▶ [The exercise]: Each record is to be transcribed exactly.

▶ [Stored rows]:
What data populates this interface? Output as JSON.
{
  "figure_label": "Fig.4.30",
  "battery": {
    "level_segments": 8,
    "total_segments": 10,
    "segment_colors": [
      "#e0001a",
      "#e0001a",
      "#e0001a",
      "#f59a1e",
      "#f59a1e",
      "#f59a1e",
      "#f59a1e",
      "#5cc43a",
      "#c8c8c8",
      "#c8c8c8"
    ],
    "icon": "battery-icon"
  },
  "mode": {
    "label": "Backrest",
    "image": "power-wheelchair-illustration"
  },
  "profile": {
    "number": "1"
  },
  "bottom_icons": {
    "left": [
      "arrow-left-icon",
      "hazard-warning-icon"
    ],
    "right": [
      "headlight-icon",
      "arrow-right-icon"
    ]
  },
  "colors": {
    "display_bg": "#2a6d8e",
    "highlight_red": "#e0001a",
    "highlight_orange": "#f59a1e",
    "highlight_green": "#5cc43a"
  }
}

▶ [Result for this exercise]:
What data populates this interface? Output as JSON.
{
  "figure_label": "Fig.4.30",
  "battery": {
    "level_segments": 8,
    "total_segments": 10,
    "segment_colors": [
      "#e0001a",
      "#e0001a",
      "#e0001a",
      "#f59a1e",
      "#f59a1e",
      "#f59a1e",
      "#f59a1e",
      "#5cc43a",
      "#c8c8c8",
      "#c8c8c8"
    ],
    "icon": "battery-icon"
  },
  "mode": {
    "label": "Backrest",
    "image": "power-wheelchair-illustration"
  },
  "profile": {
    "number": "1"
  },
  "bottom_icons": {
    "left": [
      "arrow-left-icon",
      "hazard-warning-icon"
    ],
    "right": [
      "headlight-icon",
      "arrow-right-icon"
    ]
  },
  "colors": {
    "display_bg": "#2a6d8e",
    "highlight_red": "#e0001a",
    "highlight_orange": "#f59a1e",
    "highlight_green": "#5cc43a"
  }
}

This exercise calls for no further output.